>> BEGIN

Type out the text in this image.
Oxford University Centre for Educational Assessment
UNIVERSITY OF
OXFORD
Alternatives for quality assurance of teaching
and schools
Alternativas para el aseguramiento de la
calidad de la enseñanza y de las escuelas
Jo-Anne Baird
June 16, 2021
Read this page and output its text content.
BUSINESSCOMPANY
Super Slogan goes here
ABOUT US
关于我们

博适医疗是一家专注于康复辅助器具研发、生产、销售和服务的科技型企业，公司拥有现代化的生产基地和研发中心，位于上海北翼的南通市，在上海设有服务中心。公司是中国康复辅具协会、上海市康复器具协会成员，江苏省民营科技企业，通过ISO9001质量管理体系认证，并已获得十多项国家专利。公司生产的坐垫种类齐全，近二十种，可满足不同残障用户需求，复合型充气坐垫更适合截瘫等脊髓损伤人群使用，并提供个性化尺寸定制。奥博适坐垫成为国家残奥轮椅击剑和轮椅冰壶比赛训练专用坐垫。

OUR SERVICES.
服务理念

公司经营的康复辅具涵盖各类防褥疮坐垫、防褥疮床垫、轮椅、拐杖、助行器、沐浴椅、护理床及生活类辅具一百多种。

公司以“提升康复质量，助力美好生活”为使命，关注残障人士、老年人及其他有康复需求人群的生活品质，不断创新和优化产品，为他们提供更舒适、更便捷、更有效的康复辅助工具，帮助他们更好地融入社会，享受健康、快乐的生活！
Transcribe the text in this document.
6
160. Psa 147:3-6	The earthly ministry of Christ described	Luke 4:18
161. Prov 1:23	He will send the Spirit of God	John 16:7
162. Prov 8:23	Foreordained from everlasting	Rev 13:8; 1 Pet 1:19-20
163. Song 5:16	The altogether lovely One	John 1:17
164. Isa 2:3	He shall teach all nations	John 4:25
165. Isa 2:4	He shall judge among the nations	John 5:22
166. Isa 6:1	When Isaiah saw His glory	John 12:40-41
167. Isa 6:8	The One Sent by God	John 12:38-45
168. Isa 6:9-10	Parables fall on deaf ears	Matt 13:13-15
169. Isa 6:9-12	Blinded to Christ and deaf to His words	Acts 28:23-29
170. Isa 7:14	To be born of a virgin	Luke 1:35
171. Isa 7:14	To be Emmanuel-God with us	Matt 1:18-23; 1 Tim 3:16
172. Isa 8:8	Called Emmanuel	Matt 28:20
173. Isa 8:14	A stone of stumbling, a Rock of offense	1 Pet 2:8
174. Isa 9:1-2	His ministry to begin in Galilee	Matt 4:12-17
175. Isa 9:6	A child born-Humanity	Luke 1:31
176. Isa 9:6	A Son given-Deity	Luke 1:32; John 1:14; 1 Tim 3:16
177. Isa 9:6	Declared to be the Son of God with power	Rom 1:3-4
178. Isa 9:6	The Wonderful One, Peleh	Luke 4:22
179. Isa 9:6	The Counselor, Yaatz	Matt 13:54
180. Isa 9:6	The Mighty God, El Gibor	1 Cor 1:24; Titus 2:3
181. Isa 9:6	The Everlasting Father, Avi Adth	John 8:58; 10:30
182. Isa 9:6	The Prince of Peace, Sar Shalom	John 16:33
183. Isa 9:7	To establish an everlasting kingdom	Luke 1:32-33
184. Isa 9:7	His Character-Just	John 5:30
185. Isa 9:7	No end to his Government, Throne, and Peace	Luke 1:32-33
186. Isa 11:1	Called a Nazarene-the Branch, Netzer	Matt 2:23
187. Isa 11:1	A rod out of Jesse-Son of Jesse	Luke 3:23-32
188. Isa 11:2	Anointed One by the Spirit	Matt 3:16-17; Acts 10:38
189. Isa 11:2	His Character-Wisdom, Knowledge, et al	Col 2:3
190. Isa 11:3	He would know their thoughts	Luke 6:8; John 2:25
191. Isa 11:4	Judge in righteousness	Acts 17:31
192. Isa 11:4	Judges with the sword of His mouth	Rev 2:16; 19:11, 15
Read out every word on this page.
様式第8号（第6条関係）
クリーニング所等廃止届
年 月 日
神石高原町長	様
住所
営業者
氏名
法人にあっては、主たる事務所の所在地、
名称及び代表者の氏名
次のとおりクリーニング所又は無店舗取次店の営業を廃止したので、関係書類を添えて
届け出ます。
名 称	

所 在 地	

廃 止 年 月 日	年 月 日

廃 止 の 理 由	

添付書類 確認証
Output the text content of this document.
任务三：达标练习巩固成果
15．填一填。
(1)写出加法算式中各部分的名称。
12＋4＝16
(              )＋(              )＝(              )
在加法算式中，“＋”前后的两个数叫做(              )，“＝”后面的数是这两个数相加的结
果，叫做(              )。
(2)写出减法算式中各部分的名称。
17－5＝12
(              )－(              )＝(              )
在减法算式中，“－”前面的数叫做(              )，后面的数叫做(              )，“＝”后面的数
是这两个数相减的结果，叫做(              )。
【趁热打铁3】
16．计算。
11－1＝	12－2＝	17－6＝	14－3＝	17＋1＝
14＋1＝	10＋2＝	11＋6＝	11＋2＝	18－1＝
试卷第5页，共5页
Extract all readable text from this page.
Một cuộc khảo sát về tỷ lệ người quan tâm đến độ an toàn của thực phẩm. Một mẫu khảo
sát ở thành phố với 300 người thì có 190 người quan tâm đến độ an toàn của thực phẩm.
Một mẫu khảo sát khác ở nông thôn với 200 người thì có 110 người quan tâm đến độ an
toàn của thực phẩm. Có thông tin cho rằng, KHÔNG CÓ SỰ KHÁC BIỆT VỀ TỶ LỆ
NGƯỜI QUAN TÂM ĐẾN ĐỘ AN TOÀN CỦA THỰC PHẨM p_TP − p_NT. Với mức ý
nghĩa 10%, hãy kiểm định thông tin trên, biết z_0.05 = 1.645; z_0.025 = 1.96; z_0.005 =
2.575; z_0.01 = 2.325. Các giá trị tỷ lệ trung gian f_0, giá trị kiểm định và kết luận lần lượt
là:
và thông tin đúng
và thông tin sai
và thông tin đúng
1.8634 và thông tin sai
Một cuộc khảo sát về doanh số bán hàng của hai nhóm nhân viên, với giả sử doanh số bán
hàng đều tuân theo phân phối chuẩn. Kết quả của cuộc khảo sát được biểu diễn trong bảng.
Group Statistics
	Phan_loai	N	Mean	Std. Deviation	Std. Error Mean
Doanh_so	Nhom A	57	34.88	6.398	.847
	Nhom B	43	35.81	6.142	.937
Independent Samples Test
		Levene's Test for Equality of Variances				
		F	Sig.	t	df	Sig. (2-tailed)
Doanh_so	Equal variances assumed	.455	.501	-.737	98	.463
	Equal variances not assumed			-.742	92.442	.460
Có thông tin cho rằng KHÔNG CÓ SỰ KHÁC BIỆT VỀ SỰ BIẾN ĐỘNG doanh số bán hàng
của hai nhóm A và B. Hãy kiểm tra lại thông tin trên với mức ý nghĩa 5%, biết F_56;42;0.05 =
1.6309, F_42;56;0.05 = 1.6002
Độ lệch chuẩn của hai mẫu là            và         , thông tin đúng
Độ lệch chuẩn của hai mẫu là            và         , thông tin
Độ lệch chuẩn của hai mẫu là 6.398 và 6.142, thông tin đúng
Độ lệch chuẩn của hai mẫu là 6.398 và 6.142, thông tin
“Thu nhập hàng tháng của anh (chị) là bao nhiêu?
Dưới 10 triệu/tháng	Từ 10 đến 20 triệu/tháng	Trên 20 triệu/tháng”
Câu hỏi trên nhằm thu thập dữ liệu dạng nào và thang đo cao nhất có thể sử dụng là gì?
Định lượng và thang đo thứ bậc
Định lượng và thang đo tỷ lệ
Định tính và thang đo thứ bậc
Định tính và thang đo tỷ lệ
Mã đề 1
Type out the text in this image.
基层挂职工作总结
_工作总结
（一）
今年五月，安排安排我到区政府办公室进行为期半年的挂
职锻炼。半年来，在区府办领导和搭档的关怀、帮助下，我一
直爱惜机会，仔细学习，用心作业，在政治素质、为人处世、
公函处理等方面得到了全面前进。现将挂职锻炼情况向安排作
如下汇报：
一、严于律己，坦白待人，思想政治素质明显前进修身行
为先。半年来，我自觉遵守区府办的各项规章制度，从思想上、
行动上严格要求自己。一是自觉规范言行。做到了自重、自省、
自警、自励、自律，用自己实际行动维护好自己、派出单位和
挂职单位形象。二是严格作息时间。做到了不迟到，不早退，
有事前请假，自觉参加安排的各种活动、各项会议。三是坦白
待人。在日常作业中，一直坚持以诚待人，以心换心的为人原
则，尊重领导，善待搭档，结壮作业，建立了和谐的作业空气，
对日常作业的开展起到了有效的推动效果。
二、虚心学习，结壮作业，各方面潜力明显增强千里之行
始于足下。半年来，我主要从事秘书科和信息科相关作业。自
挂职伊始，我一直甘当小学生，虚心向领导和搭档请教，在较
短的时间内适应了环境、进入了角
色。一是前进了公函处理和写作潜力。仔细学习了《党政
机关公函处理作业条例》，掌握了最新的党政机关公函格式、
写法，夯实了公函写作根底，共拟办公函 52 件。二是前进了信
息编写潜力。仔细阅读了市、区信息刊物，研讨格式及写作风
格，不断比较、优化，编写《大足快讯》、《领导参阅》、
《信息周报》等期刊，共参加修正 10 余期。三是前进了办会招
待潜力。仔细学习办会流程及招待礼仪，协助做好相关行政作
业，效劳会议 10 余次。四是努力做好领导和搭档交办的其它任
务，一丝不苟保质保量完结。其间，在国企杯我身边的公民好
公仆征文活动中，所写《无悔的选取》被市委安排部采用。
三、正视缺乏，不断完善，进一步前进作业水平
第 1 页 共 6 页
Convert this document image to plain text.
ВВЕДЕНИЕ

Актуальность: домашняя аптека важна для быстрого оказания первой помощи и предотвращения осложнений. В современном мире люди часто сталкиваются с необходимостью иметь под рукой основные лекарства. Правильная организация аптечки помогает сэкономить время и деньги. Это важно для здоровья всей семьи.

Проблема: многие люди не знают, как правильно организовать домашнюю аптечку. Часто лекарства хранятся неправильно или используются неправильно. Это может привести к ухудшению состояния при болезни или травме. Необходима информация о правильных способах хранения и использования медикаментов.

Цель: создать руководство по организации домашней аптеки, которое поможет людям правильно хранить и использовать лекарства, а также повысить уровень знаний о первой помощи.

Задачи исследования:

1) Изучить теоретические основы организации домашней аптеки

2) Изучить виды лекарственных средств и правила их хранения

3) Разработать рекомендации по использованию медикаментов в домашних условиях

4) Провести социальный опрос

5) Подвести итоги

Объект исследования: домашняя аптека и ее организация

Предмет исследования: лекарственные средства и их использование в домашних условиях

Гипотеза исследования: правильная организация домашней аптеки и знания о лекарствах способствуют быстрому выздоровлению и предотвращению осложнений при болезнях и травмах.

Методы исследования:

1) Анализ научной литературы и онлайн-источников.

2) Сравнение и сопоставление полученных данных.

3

>> END

The exercise —
Look through the listing and extract every line with "медикаментов" in it.

Solution below —
Проблема: многие люди не знают, как правильно организовать домашнюю аптечку. Часто лекарства хранятся неправильно или используются неправильно. Это может привести к ухудшению состояния при болезни или травме. Необходима информация о правильных способах хранения и использования медикаментов.
3) Разработать рекомендации по использованию медикаментов в домашних условиях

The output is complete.